- Exercise aim
Each record that follows should be repeated exactly, minus any images.

Excerpts from a figure dataset

* * * * * * * * *

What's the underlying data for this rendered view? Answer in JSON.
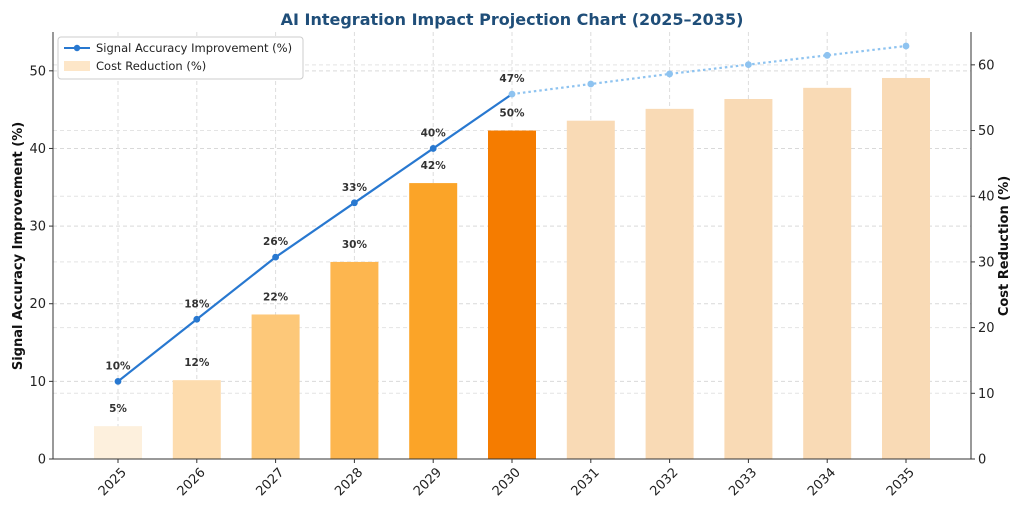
{
  "chart_data": {
    "type": "bar+line",
    "title": "AI Integration Impact Projection Chart (2025–2035)",
    "xlabel": "",
    "ylabel_left": "Signal Accuracy Improvement (%)",
    "ylabel_right": "Cost Reduction (%)",
    "ylim_left": [
      0,
      55
    ],
    "ylim_right": [
      0,
      65
    ],
    "yticks_left": [
      0,
      10,
      20,
      30,
      40,
      50
    ],
    "yticks_right": [
      0,
      10,
      20,
      30,
      40,
      50,
      60
    ],
    "grid": true,
    "legend_position": "top-left",
    "categories": [
      "2025",
      "2026",
      "2027",
      "2028",
      "2029",
      "2030",
      "2031",
      "2032",
      "2033",
      "2034",
      "2035"
    ],
    "series": [
      {
        "name": "Signal Accuracy Improvement (%)",
        "type": "line",
        "axis": "left",
        "color": "#2878d0",
        "projection_color": "#8ec3f0",
        "values": [
          10,
          18,
          26,
          33,
          40,
          47,
          48.3,
          49.6,
          50.8,
          52.0,
          53.2
        ],
        "labels": [
          "10%",
          "18%",
          "26%",
          "33%",
          "40%",
          "47%",
          "",
          "",
          "",
          "",
          ""
        ]
      },
      {
        "name": "Cost Reduction (%)",
        "type": "bar",
        "axis": "right",
        "values": [
          5,
          12,
          22,
          30,
          42,
          50,
          51.5,
          53.3,
          54.8,
          56.5,
          58
        ],
        "labels": [
          "5%",
          "12%",
          "22%",
          "30%",
          "42%",
          "50%",
          "",
          "",
          "",
          "",
          ""
        ],
        "colors": [
          "#fdf0dd",
          "#fddcae",
          "#fdc879",
          "#fdb64f",
          "#fba428",
          "#f57c00",
          "#f9dab5",
          "#f9dab5",
          "#f9dab5",
          "#f9dab5",
          "#f9dab5"
        ]
      }
    ],
    "legend_colors": {
      "line": "#2878d0",
      "bar": "#fde6c8"
    }
  }
}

* * * * * * * * *

- Solved problem
What's the underlying data for this rendered view? Answer in JSON.
{
  "chart_data": {
    "type": "bar+line",
    "title": "AI Integration Impact Projection Chart (2025–2035)",
    "xlabel": "",
    "ylabel_left": "Signal Accuracy Improvement (%)",
    "ylabel_right": "Cost Reduction (%)",
    "ylim_left": [
      0,
      55
    ],
    "ylim_right": [
      0,
      65
    ],
    "yticks_left": [
      0,
      10,
      20,
      30,
      40,
      50
    ],
    "yticks_right": [
      0,
      10,
      20,
      30,
      40,
      50,
      60
    ],
    "grid": true,
    "legend_position": "top-left",
    "categories": [
      "2025",
      "2026",
      "2027",
      "2028",
      "2029",
      "2030",
      "2031",
      "2032",
      "2033",
      "2034",
      "2035"
    ],
    "series": [
      {
        "name": "Signal Accuracy Improvement (%)",
        "type": "line",
        "axis": "left",
        "color": "#2878d0",
        "projection_color": "#8ec3f0",
        "values": [
          10,
          18,
          26,
          33,
          40,
          47,
          48.3,
          49.6,
          50.8,
          52.0,
          53.2
        ],
        "labels": [
          "10%",
          "18%",
          "26%",
          "33%",
          "40%",
          "47%",
          "",
          "",
          "",
          "",
          ""
        ]
      },
      {
        "name": "Cost Reduction (%)",
        "type": "bar",
        "axis": "right",
        "values": [
          5,
          12,
          22,
          30,
          42,
          50,
          51.5,
          53.3,
          54.8,
          56.5,
          58
        ],
        "labels": [
          "5%",
          "12%",
          "22%",
          "30%",
          "42%",
          "50%",
          "",
          "",
          "",
          "",
          ""
        ],
        "colors": [
          "#fdf0dd",
          "#fddcae",
          "#fdc879",
          "#fdb64f",
          "#fba428",
          "#f57c00",
          "#f9dab5",
          "#f9dab5",
          "#f9dab5",
          "#f9dab5",
          "#f9dab5"
        ]
      }
    ],
    "legend_colors": {
      "line": "#2878d0",
      "bar": "#fde6c8"
    }
  }
}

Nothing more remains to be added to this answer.